## Your instructions
Pictures within the data are to be left out; everything else must be reproduced exactly.
___ Entries shown ___
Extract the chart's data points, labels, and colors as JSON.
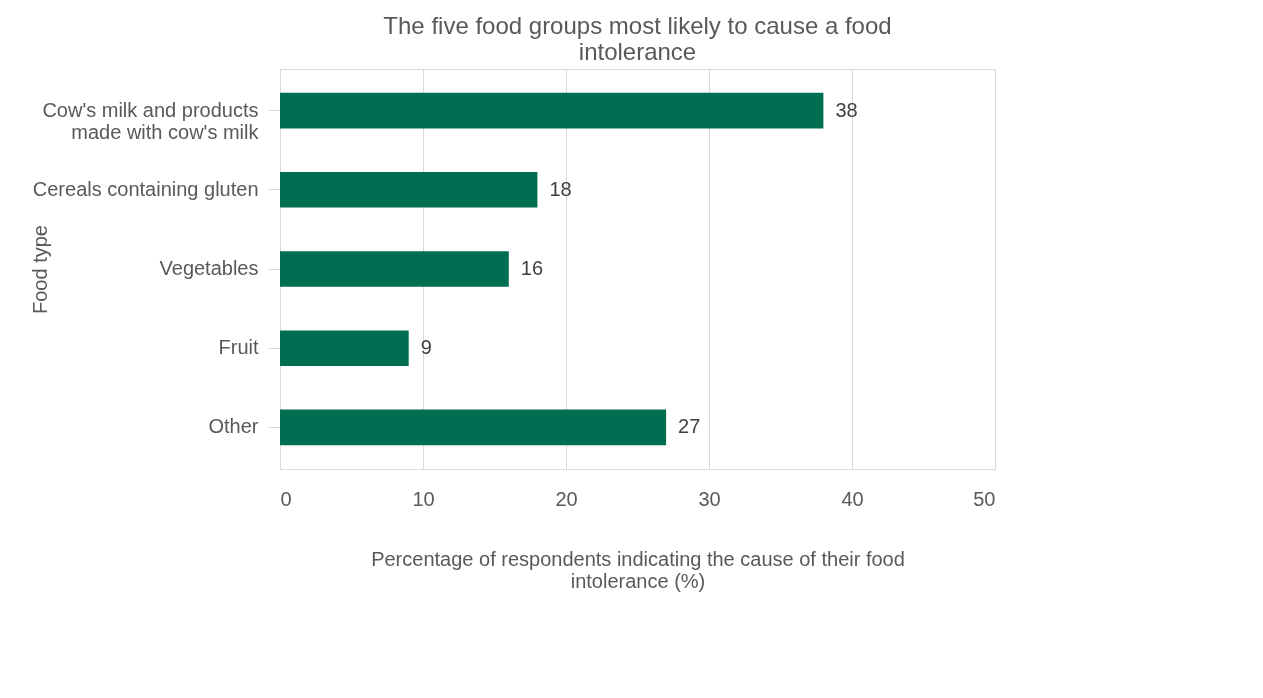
{
  "chart_data": {
    "type": "bar",
    "orientation": "horizontal",
    "title": "The five food groups most likely to cause a food intolerance",
    "xlabel": "Percentage of respondents indicating the cause of their food intolerance (%)",
    "ylabel": "Food type",
    "categories": [
      "Cow's milk and products made with cow's milk",
      "Cereals containing gluten",
      "Vegetables",
      "Fruit",
      "Other"
    ],
    "values": [
      38,
      18,
      16,
      9,
      27
    ],
    "color": "#006e51",
    "xlim": [
      0,
      50
    ],
    "xticks": [
      0,
      10,
      20,
      30,
      40,
      50
    ],
    "grid": "x",
    "data_labels": true
  }
}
___
## The answer
Extract the chart's data points, labels, and colors as JSON.
{
  "chart_data": {
    "type": "bar",
    "orientation": "horizontal",
    "title": "The five food groups most likely to cause a food intolerance",
    "xlabel": "Percentage of respondents indicating the cause of their food intolerance (%)",
    "ylabel": "Food type",
    "categories": [
      "Cow's milk and products made with cow's milk",
      "Cereals containing gluten",
      "Vegetables",
      "Fruit",
      "Other"
    ],
    "values": [
      38,
      18,
      16,
      9,
      27
    ],
    "color": "#006e51",
    "xlim": [
      0,
      50
    ],
    "xticks": [
      0,
      10,
      20,
      30,
      40,
      50
    ],
    "grid": "x",
    "data_labels": true
  }
}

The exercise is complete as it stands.